• _What to produce_: Below are the records. Gather each line that holds "Read".

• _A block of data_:
·····

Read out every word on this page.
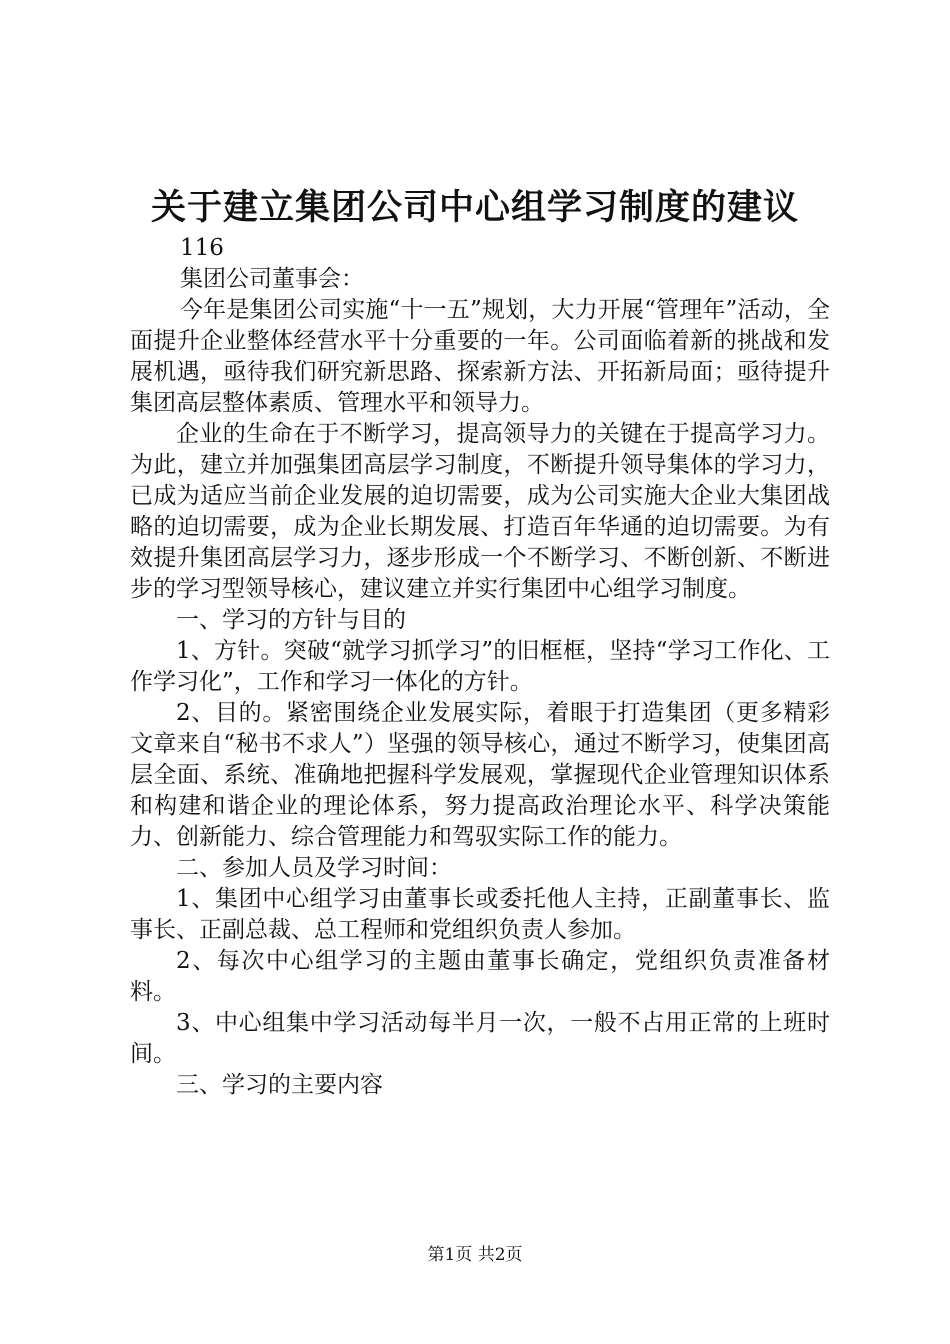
关于建立集团公司中心组学习制度的建议

116

集团公司董事会：

今年是集团公司实施“十一五”规划，大力开展“管理年”活动，全面提升企业整体经营水平十分重要的一年。公司面临着新的挑战和发展机遇，亟待我们研究新思路、探索新方法、开拓新局面；亟待提升集团高层整体素质、管理水平和领导力。

企业的生命在于不断学习，提高领导力的关键在于提高学习力。为此，建立并加强集团高层学习制度，不断提升领导集体的学习力，已成为适应当前企业发展的迫切需要，成为公司实施大企业大集团战略的迫切需要，成为企业长期发展、打造百年华通的迫切需要。为有效提升集团高层学习力，逐步形成一个不断学习、不断创新、不断进步的学习型领导核心，建议建立并实行集团中心组学习制度。

一、学习的方针与目的

1、方针。突破“就学习抓学习”的旧框框，坚持“学习工作化、工作学习化”，工作和学习一体化的方针。

2、目的。紧密围绕企业发展实际，着眼于打造集团（更多精彩文章来自“秘书不求人”）坚强的领导核心，通过不断学习，使集团高层全面、系统、准确地把握科学发展观，掌握现代企业管理知识体系和构建和谐企业的理论体系，努力提高政治理论水平、科学决策能力、创新能力、综合管理能力和驾驭实际工作的能力。

二、参加人员及学习时间：

1、集团中心组学习由董事长或委托他人主持，正副董事长、监事长、正副总裁、总工程师和党组织负责人参加。

2、每次中心组学习的主题由董事长确定，党组织负责准备材料。

3、中心组集中学习活动每半月一次，一般不占用正常的上班时间。

三、学习的主要内容

第1页 共2页
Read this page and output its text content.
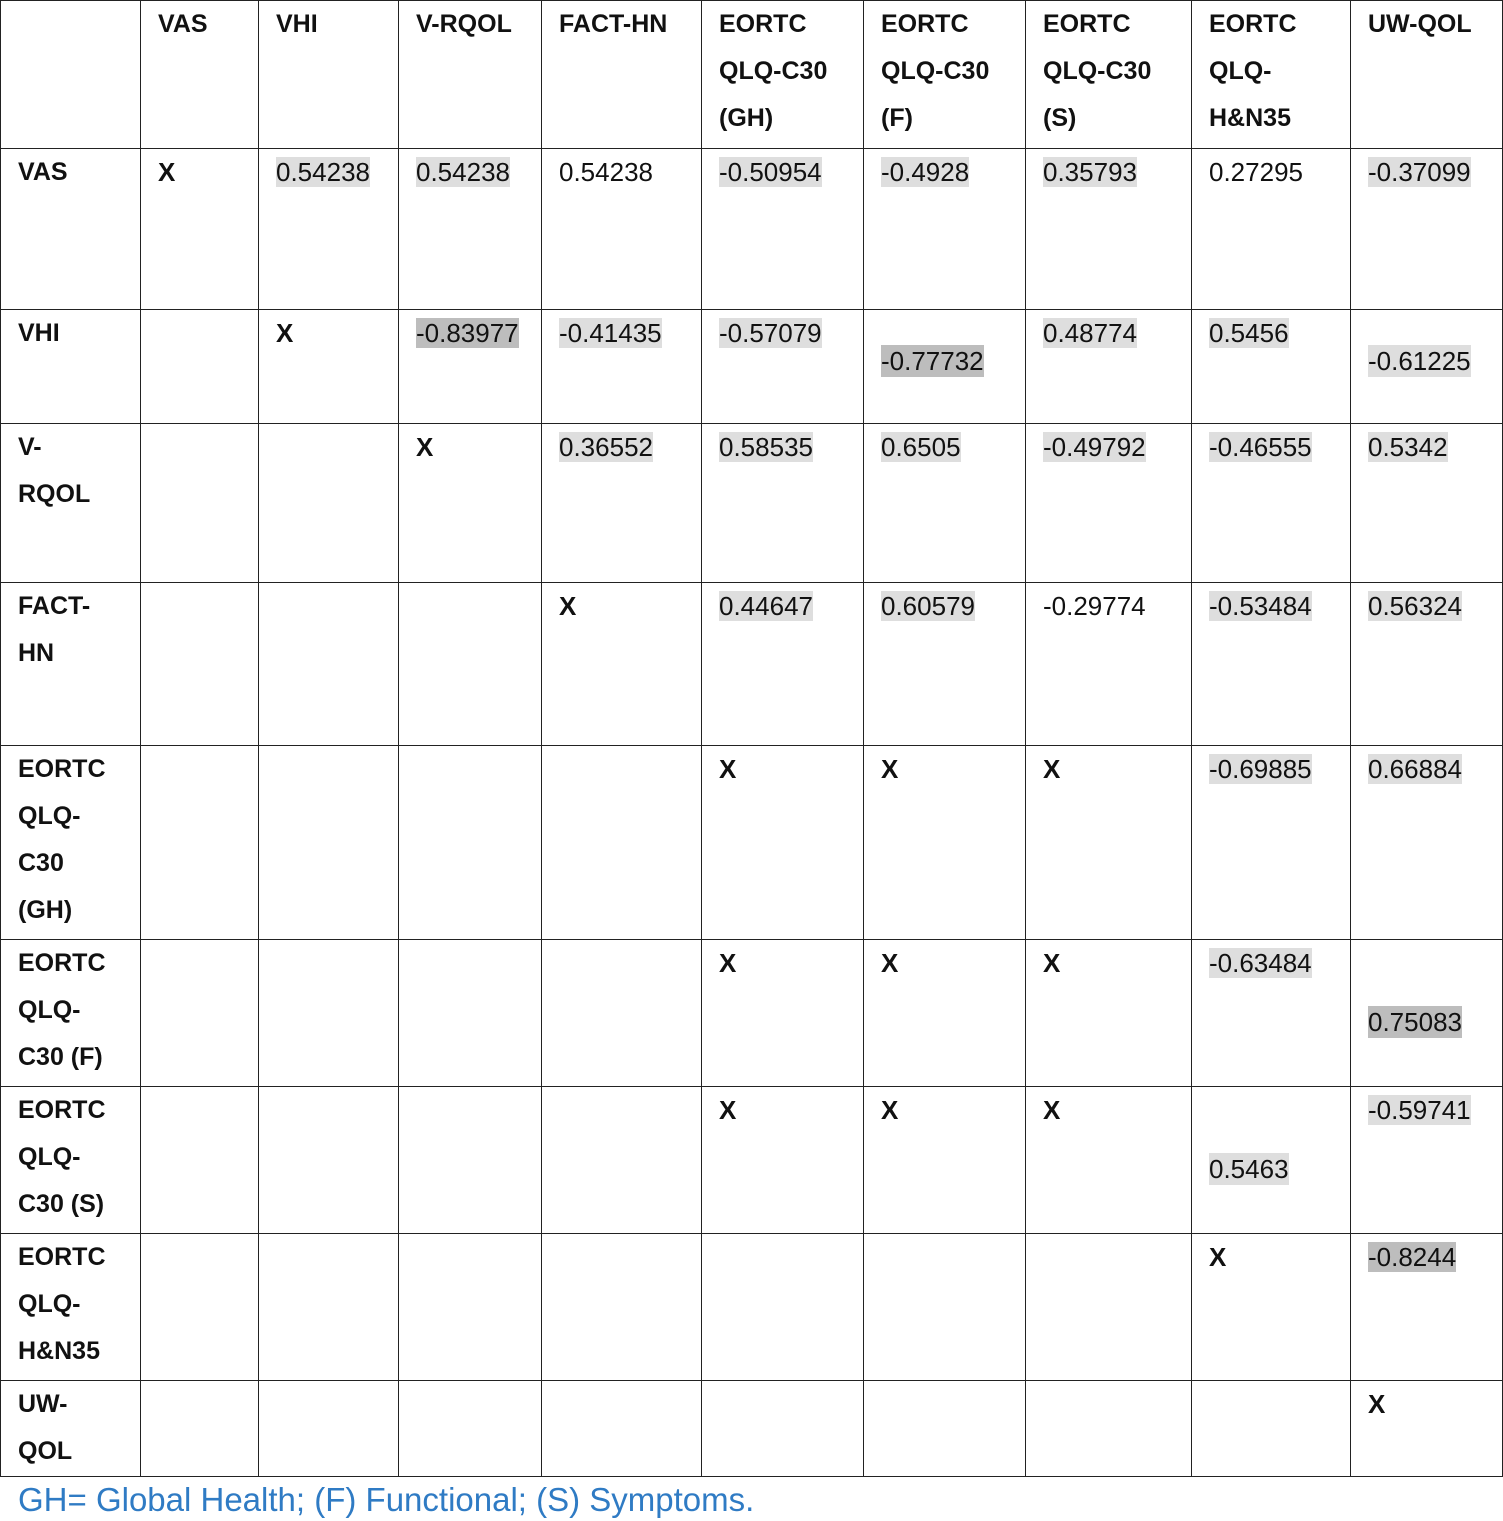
	VAS	VHI	V-RQOL	FACT-HN	EORTC
QLQ-C30
(GH)	EORTC
QLQ-C30
(F)	EORTC
QLQ-C30
(S)	EORTC
QLQ-
H&N35	UW-QOL
VAS	X	0.54238	0.54238	0.54238	-0.50954	-0.4928	0.35793	0.27295	-0.37099
VHI		X	-0.83977	-0.41435	-0.57079	-0.77732	0.48774	0.5456	-0.61225
V-
RQOL			X	0.36552	0.58535	0.6505	-0.49792	-0.46555	0.5342
FACT-
HN				X	0.44647	0.60579	-0.29774	-0.53484	0.56324
EORTC
QLQ-
C30
(GH)					X	X	X	-0.69885	0.66884
EORTC
QLQ-
C30 (F)					X	X	X	-0.63484	0.75083
EORTC
QLQ-
C30 (S)					X	X	X	0.5463	-0.59741
EORTC
QLQ-
H&N35								X	-0.8244
UW-
QOL									X
GH= Global Health; (F) Functional; (S) Symptoms.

·····

• _Solution_:
Read out every word on this page.
Read this page and output its text content.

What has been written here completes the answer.